:: Instructions for the task ::
Using the entries that follow, state how many lines contain the word "waveform". The response is that number and nothing more.

Figure collection entries
_ _ _
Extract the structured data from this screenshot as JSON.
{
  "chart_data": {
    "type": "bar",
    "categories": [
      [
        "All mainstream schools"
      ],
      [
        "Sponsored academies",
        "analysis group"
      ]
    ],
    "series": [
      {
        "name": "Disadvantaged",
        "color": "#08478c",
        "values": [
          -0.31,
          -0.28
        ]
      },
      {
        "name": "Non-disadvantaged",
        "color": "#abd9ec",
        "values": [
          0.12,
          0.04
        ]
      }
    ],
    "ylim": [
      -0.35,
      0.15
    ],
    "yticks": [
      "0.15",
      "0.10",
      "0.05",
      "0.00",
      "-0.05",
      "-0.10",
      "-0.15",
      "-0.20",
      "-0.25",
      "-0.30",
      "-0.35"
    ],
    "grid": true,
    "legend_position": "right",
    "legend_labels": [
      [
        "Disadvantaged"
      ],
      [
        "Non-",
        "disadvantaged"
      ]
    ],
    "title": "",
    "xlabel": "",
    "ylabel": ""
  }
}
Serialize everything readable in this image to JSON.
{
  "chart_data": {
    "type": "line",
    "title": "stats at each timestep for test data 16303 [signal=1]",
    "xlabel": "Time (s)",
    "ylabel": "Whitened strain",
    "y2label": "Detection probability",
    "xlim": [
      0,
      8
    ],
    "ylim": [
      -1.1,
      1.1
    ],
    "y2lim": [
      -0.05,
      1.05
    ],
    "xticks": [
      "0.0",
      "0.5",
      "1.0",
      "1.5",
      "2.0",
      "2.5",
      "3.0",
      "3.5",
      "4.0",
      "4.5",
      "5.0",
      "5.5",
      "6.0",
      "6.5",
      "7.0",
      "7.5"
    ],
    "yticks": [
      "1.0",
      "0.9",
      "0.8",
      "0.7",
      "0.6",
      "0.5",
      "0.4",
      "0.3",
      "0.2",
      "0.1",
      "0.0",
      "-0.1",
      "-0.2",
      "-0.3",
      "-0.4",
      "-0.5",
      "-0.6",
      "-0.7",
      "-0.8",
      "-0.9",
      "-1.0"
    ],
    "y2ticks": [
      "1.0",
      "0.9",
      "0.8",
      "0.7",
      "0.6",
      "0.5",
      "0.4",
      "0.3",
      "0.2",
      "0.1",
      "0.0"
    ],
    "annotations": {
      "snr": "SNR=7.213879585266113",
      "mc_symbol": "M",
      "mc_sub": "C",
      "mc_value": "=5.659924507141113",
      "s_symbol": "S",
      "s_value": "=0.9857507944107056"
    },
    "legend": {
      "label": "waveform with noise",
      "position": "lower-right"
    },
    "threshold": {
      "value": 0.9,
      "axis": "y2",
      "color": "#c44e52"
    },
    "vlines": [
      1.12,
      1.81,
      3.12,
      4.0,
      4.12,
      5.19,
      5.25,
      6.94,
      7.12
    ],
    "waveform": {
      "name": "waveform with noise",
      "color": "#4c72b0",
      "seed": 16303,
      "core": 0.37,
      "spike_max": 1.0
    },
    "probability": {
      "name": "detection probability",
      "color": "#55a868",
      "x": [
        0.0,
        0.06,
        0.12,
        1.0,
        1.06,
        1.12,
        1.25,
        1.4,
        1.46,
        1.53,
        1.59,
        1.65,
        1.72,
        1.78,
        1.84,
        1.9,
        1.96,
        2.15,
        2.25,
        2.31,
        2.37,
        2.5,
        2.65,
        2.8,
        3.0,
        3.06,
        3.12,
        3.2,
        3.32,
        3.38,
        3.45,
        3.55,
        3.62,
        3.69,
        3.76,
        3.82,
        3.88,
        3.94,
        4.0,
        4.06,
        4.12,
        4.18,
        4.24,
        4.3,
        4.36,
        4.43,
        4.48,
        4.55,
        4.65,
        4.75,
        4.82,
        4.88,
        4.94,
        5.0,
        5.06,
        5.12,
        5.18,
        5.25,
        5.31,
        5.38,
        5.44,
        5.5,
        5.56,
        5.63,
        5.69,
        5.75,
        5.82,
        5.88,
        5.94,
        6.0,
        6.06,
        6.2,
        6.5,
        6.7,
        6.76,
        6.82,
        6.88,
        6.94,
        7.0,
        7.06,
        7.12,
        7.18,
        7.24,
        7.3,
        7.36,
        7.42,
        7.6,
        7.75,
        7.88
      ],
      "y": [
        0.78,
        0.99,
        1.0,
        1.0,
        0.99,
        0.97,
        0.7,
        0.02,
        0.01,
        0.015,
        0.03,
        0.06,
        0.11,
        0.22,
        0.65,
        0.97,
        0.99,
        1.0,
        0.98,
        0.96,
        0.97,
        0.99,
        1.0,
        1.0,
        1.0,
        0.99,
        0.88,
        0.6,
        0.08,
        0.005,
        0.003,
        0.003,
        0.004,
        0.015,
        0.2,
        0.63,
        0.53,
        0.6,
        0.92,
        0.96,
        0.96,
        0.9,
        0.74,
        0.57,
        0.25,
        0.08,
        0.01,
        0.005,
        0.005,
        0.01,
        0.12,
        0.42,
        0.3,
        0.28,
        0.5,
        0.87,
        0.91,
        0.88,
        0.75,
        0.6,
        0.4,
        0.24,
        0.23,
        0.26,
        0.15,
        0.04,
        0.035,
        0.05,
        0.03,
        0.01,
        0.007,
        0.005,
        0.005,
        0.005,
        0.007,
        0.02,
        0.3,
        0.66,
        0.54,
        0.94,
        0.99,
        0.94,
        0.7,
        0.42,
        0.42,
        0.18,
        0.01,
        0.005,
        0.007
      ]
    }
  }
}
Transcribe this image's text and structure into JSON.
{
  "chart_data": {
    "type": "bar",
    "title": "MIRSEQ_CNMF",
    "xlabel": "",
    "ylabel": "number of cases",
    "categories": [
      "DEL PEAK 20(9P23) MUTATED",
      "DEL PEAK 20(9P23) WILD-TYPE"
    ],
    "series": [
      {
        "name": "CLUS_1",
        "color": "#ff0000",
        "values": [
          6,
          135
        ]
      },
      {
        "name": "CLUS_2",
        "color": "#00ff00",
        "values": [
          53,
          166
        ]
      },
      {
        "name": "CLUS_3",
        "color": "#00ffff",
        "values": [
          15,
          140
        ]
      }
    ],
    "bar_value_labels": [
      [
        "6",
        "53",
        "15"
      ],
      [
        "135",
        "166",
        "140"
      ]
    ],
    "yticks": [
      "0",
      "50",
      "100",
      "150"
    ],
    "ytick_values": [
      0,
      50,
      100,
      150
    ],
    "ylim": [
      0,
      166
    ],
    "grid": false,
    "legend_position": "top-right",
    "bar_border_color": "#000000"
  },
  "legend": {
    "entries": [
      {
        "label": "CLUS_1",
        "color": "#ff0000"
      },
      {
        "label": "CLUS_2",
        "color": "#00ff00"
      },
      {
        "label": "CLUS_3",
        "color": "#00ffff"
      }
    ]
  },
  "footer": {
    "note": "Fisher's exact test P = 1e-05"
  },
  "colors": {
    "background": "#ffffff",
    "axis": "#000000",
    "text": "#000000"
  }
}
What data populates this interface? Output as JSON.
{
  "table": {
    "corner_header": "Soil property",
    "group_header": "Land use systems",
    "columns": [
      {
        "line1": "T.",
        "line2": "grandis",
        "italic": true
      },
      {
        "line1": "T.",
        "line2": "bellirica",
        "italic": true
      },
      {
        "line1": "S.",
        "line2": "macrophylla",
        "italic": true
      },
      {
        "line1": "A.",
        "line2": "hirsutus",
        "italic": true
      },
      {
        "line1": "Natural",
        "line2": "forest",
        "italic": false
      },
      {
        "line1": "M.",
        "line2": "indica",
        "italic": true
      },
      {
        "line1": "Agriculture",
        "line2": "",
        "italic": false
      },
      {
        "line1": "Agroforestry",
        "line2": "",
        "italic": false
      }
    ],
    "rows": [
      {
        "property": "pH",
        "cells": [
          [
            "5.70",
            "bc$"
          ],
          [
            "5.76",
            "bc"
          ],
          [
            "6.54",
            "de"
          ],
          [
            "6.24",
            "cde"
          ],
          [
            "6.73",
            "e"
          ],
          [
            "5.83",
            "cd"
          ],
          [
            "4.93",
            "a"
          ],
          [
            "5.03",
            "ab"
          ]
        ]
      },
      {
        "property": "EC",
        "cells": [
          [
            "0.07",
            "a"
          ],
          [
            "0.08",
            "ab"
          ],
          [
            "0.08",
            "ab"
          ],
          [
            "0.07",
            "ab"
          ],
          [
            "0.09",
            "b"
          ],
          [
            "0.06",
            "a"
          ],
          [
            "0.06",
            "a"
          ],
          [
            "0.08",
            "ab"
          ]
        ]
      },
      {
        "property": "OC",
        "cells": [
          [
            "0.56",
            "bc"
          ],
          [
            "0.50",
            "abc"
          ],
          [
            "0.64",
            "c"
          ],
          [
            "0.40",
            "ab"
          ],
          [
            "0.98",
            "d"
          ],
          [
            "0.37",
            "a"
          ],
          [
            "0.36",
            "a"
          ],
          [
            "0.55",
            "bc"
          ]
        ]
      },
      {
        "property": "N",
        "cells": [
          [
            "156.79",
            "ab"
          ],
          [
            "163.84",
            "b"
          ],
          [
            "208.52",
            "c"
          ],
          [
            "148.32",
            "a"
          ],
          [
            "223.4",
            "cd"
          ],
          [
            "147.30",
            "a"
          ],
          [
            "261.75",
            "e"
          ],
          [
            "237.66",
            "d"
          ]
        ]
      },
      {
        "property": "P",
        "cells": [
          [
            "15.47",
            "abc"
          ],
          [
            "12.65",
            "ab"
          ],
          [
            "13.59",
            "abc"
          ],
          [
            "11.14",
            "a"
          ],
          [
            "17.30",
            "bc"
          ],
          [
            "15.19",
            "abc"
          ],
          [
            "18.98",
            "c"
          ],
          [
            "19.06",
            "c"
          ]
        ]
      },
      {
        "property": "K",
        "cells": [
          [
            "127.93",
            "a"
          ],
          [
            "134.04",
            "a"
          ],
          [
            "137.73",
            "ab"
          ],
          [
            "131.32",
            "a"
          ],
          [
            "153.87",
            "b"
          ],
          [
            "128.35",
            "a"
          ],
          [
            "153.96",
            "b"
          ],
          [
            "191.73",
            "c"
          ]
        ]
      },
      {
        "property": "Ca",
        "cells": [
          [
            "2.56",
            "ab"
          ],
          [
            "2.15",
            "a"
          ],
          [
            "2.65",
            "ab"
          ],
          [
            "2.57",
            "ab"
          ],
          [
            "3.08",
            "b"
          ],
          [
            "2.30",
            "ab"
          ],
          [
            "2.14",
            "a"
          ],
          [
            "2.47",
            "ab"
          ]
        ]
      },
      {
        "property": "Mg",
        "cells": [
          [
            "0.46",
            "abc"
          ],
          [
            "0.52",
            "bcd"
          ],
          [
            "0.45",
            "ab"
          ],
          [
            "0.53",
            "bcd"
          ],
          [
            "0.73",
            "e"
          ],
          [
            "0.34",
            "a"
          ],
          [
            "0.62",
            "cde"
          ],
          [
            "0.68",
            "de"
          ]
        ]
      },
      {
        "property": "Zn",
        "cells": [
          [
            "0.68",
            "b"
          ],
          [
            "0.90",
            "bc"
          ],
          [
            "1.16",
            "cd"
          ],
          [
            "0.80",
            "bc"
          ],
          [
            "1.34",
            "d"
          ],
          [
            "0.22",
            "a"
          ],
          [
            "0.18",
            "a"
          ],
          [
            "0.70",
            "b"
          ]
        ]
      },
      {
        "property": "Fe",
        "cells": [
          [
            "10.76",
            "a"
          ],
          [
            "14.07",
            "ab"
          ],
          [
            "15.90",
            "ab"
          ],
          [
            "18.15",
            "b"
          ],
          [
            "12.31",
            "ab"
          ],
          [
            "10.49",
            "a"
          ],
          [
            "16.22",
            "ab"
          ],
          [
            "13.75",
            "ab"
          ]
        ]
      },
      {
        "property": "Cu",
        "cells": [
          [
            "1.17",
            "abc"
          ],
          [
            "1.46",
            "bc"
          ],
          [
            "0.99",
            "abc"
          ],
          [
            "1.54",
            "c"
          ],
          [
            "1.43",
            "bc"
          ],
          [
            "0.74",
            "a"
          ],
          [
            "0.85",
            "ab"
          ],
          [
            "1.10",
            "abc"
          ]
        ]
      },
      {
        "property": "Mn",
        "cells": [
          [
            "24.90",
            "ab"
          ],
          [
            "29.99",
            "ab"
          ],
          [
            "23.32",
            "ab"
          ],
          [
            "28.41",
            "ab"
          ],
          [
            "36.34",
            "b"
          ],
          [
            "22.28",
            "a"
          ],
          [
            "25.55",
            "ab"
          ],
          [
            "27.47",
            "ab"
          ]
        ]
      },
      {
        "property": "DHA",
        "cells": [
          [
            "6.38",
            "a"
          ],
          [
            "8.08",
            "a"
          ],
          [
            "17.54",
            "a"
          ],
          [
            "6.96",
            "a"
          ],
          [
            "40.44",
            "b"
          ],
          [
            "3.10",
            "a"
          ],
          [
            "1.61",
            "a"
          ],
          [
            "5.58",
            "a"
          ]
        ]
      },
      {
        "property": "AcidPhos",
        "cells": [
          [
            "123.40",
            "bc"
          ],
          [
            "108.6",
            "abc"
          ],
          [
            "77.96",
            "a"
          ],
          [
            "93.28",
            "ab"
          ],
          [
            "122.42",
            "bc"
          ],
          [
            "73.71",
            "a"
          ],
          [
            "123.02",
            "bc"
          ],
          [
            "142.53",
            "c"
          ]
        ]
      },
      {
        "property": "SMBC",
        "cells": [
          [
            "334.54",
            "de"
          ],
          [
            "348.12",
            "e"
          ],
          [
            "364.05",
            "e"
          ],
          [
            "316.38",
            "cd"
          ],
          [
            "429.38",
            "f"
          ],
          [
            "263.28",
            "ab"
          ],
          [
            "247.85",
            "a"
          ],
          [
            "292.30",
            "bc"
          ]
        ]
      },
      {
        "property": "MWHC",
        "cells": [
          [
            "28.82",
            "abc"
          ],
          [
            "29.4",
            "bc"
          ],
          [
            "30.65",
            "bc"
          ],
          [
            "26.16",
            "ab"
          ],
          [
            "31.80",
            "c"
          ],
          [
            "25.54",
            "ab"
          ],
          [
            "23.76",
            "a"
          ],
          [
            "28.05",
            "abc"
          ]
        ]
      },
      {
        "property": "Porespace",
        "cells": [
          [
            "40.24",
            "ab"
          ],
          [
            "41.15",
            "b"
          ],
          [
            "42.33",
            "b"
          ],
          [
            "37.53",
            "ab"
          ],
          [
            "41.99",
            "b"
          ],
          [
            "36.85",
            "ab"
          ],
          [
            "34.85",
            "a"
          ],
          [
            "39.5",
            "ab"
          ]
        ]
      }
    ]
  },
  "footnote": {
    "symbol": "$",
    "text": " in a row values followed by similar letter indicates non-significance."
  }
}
_ _ _
:: Complete answer ::
3